Problem to solve: Copy each line of the listing below exactly.

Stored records
_ _ _ _

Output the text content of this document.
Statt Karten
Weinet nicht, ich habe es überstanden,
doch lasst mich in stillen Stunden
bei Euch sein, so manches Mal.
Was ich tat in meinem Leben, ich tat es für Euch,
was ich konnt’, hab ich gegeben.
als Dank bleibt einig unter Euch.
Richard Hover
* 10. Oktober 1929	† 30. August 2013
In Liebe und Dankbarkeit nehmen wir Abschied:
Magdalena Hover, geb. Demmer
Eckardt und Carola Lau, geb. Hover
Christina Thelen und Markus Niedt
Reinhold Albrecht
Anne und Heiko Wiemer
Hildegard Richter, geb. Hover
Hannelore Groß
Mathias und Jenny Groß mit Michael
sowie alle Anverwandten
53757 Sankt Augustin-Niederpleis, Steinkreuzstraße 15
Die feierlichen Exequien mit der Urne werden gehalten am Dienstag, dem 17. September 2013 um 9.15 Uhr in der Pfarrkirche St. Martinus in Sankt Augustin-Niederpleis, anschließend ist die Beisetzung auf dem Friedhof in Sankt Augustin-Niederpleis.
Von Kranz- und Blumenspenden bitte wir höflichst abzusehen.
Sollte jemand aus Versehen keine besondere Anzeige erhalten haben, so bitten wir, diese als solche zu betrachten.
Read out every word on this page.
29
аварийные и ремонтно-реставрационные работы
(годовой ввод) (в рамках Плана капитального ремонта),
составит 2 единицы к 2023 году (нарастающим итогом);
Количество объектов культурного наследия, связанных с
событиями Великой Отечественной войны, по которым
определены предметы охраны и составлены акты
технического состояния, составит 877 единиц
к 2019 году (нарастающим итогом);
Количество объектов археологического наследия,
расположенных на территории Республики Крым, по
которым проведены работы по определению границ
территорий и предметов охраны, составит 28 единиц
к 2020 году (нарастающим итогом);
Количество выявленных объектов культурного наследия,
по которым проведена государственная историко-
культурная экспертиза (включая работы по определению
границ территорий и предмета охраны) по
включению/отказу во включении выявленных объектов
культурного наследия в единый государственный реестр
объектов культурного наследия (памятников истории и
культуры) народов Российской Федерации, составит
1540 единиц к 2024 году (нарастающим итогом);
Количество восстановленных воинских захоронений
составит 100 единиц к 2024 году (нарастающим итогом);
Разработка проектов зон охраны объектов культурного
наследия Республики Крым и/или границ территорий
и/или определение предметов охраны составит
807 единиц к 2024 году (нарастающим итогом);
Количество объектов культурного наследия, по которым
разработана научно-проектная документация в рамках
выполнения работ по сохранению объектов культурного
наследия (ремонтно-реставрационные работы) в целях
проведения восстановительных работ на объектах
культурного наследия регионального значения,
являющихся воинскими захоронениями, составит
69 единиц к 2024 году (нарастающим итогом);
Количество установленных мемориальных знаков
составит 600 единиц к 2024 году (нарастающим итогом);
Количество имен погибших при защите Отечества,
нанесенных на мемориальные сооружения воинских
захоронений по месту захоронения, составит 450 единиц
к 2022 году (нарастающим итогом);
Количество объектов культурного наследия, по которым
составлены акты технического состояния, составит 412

_ _ _ _

Result of this task:
Output the text content of this document.
Statt Karten
Weinet nicht, ich habe es überstanden,
doch lasst mich in stillen Stunden
bei Euch sein, so manches Mal.
Was ich tat in meinem Leben, ich tat es für Euch,
was ich konnt’, hab ich gegeben.
als Dank bleibt einig unter Euch.
Richard Hover
* 10. Oktober 1929	† 30. August 2013
In Liebe und Dankbarkeit nehmen wir Abschied:
Magdalena Hover, geb. Demmer
Eckardt und Carola Lau, geb. Hover
Christina Thelen und Markus Niedt
Reinhold Albrecht
Anne und Heiko Wiemer
Hildegard Richter, geb. Hover
Hannelore Groß
Mathias und Jenny Groß mit Michael
sowie alle Anverwandten
53757 Sankt Augustin-Niederpleis, Steinkreuzstraße 15
Die feierlichen Exequien mit der Urne werden gehalten am Dienstag, dem 17. September 2013 um 9.15 Uhr in der Pfarrkirche St. Martinus in Sankt Augustin-Niederpleis, anschließend ist die Beisetzung auf dem Friedhof in Sankt Augustin-Niederpleis.
Von Kranz- und Blumenspenden bitte wir höflichst abzusehen.
Sollte jemand aus Versehen keine besondere Anzeige erhalten haben, so bitten wir, diese als solche zu betrachten.
Read out every word on this page.
29
аварийные и ремонтно-реставрационные работы
(годовой ввод) (в рамках Плана капитального ремонта),
составит 2 единицы к 2023 году (нарастающим итогом);
Количество объектов культурного наследия, связанных с
событиями Великой Отечественной войны, по которым
определены предметы охраны и составлены акты
технического состояния, составит 877 единиц
к 2019 году (нарастающим итогом);
Количество объектов археологического наследия,
расположенных на территории Республики Крым, по
которым проведены работы по определению границ
территорий и предметов охраны, составит 28 единиц
к 2020 году (нарастающим итогом);
Количество выявленных объектов культурного наследия,
по которым проведена государственная историко-
культурная экспертиза (включая работы по определению
границ территорий и предмета охраны) по
включению/отказу во включении выявленных объектов
культурного наследия в единый государственный реестр
объектов культурного наследия (памятников истории и
культуры) народов Российской Федерации, составит
1540 единиц к 2024 году (нарастающим итогом);
Количество восстановленных воинских захоронений
составит 100 единиц к 2024 году (нарастающим итогом);
Разработка проектов зон охраны объектов культурного
наследия Республики Крым и/или границ территорий
и/или определение предметов охраны составит
807 единиц к 2024 году (нарастающим итогом);
Количество объектов культурного наследия, по которым
разработана научно-проектная документация в рамках
выполнения работ по сохранению объектов культурного
наследия (ремонтно-реставрационные работы) в целях
проведения восстановительных работ на объектах
культурного наследия регионального значения,
являющихся воинскими захоронениями, составит
69 единиц к 2024 году (нарастающим итогом);
Количество установленных мемориальных знаков
составит 600 единиц к 2024 году (нарастающим итогом);
Количество имен погибших при защите Отечества,
нанесенных на мемориальные сооружения воинских
захоронений по месту захоронения, составит 450 единиц
к 2022 году (нарастающим итогом);
Количество объектов культурного наследия, по которым
составлены акты технического состояния, составит 412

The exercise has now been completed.